[Records from a collection]
________________________

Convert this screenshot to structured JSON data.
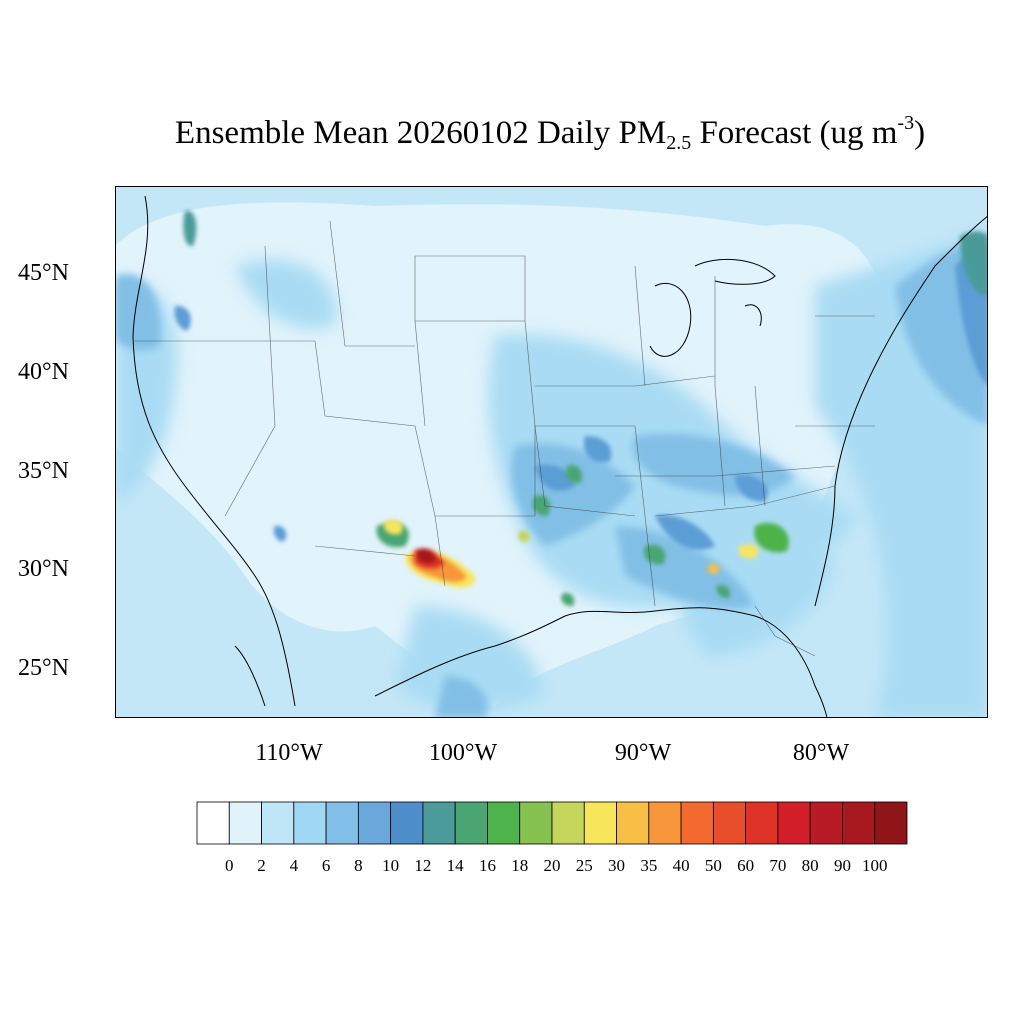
{
  "title": {
    "main": "Ensemble Mean 20260102 Daily PM",
    "sub": "2.5",
    "mid": " Forecast (ug m",
    "sup": "-3",
    "end": ")"
  },
  "lat_labels": [
    "45°N",
    "40°N",
    "35°N",
    "30°N",
    "25°N"
  ],
  "lon_labels": [
    "110°W",
    "100°W",
    "90°W",
    "80°W"
  ],
  "colorbar": {
    "labels": [
      "0",
      "2",
      "4",
      "6",
      "8",
      "10",
      "12",
      "14",
      "16",
      "18",
      "20",
      "25",
      "30",
      "35",
      "40",
      "50",
      "60",
      "70",
      "80",
      "90",
      "100"
    ],
    "colors": [
      "#ffffff",
      "#e0f3fb",
      "#bfe6f7",
      "#a0d8f3",
      "#82bfe6",
      "#6aa7db",
      "#4d8ecb",
      "#4a9b9a",
      "#4aa572",
      "#4db34a",
      "#86c24f",
      "#c4d65b",
      "#f7e65b",
      "#f8bf46",
      "#f7963b",
      "#f26a2e",
      "#e94e2a",
      "#de3227",
      "#d21f2a",
      "#b81b25",
      "#a8191f",
      "#8f1519"
    ]
  },
  "colors": {
    "ocean": "#c4e7f7",
    "land_base": "#e3f4fc",
    "moderate": "#a6dcf4",
    "elevated": "#7fbbe4",
    "high": "#4f93cd"
  }
}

________________________

→ **Exercise prompt**
Make an exact reproduction of the listing above, without any pictures.

→ **Result of this task**
Convert this screenshot to structured JSON data.
{
  "title": {
    "main": "Ensemble Mean 20260102 Daily PM",
    "sub": "2.5",
    "mid": " Forecast (ug m",
    "sup": "-3",
    "end": ")"
  },
  "lat_labels": [
    "45°N",
    "40°N",
    "35°N",
    "30°N",
    "25°N"
  ],
  "lon_labels": [
    "110°W",
    "100°W",
    "90°W",
    "80°W"
  ],
  "colorbar": {
    "labels": [
      "0",
      "2",
      "4",
      "6",
      "8",
      "10",
      "12",
      "14",
      "16",
      "18",
      "20",
      "25",
      "30",
      "35",
      "40",
      "50",
      "60",
      "70",
      "80",
      "90",
      "100"
    ],
    "colors": [
      "#ffffff",
      "#e0f3fb",
      "#bfe6f7",
      "#a0d8f3",
      "#82bfe6",
      "#6aa7db",
      "#4d8ecb",
      "#4a9b9a",
      "#4aa572",
      "#4db34a",
      "#86c24f",
      "#c4d65b",
      "#f7e65b",
      "#f8bf46",
      "#f7963b",
      "#f26a2e",
      "#e94e2a",
      "#de3227",
      "#d21f2a",
      "#b81b25",
      "#a8191f",
      "#8f1519"
    ]
  },
  "colors": {
    "ocean": "#c4e7f7",
    "land_base": "#e3f4fc",
    "moderate": "#a6dcf4",
    "elevated": "#7fbbe4",
    "high": "#4f93cd"
  }
}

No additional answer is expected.